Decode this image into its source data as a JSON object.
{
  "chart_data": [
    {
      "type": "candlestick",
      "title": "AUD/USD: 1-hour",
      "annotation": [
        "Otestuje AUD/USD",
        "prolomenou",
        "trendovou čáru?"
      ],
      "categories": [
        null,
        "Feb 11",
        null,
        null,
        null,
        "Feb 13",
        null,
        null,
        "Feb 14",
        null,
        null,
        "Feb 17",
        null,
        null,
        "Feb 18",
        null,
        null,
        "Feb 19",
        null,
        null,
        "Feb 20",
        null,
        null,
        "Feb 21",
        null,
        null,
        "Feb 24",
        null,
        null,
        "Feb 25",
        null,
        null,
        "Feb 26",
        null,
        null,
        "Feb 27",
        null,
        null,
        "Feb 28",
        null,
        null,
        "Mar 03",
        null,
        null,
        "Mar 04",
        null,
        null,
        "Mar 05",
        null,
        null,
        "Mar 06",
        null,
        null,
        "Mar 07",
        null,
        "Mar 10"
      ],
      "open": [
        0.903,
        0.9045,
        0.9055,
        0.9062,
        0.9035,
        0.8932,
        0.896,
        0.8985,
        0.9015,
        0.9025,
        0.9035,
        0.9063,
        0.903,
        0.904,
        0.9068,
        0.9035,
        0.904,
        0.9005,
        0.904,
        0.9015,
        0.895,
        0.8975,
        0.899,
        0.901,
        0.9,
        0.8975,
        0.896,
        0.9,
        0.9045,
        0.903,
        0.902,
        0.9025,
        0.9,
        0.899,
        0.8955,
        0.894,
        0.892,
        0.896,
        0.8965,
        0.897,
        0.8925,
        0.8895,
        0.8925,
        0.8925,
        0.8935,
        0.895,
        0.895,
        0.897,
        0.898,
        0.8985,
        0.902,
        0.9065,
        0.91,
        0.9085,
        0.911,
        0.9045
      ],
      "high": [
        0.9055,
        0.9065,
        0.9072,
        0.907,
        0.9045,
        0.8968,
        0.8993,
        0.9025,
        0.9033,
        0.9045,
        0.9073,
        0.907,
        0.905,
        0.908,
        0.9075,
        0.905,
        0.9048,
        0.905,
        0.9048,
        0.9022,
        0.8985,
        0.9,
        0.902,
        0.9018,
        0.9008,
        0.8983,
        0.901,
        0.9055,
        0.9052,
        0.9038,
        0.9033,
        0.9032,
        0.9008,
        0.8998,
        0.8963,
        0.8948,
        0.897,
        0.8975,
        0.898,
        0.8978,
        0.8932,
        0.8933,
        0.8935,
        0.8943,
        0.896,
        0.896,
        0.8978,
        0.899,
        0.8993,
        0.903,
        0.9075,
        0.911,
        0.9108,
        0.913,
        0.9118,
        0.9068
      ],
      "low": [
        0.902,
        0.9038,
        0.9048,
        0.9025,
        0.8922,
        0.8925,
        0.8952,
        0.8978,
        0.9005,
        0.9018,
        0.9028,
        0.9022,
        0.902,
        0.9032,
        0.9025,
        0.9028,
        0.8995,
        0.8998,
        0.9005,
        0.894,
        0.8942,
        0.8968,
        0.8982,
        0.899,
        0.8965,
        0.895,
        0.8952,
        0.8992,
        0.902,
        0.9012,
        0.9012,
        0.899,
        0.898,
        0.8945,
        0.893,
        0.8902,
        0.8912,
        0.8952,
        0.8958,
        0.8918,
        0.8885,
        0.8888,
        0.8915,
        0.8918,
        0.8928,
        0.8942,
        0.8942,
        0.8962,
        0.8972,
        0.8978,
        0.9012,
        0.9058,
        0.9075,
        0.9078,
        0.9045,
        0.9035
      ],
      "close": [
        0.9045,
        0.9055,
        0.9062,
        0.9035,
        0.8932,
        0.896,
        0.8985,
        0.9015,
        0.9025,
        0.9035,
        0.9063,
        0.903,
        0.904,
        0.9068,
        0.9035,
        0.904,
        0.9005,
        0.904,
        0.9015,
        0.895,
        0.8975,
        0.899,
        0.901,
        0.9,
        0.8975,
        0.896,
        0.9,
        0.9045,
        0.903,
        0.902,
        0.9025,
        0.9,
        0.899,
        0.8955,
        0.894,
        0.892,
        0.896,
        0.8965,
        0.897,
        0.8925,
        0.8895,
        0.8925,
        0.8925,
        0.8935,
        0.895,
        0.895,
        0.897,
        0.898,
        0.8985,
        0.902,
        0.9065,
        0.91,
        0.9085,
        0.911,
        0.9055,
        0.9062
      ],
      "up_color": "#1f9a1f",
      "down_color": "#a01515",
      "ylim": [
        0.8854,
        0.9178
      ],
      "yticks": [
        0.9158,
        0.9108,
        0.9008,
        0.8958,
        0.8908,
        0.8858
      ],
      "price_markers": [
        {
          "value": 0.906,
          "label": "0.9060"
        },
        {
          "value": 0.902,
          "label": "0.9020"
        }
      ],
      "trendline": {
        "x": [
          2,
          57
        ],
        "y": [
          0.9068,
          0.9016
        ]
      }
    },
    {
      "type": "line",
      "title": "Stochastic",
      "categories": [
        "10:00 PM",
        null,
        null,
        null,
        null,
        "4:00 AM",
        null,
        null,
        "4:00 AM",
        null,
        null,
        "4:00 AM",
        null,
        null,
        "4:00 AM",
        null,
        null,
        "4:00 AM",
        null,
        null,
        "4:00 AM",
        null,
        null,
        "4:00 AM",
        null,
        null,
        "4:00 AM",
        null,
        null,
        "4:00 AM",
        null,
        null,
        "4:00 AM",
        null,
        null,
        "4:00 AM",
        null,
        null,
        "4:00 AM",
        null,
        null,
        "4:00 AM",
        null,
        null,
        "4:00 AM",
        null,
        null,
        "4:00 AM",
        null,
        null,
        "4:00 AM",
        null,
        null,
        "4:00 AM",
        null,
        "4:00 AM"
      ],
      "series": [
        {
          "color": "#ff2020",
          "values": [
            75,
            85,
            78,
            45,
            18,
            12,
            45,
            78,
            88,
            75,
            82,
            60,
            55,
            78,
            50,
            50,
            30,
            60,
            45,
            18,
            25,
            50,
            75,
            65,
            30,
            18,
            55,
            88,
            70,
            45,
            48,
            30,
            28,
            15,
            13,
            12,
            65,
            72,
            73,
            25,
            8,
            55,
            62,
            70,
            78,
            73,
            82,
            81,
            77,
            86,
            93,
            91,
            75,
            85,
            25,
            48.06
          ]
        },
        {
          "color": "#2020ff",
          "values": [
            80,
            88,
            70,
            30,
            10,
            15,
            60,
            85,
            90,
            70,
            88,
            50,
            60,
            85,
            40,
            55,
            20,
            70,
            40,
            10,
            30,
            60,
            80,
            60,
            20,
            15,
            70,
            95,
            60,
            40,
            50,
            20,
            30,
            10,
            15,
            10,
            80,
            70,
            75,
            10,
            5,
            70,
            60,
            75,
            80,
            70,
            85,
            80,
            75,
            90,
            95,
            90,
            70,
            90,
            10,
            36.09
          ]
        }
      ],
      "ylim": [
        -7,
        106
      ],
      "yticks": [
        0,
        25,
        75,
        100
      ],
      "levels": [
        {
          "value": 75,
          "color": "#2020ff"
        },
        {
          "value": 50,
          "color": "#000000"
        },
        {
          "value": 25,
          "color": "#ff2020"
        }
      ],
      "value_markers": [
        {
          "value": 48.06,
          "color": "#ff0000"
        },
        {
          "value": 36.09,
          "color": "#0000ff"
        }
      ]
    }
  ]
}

......

- **INSTRUCTION**: Copy all lines from the data that hold the word "title".

- **RESPONSE TO THIS EXERCISE**:
      "title": "AUD/USD: 1-hour",
      "title": "Stochastic",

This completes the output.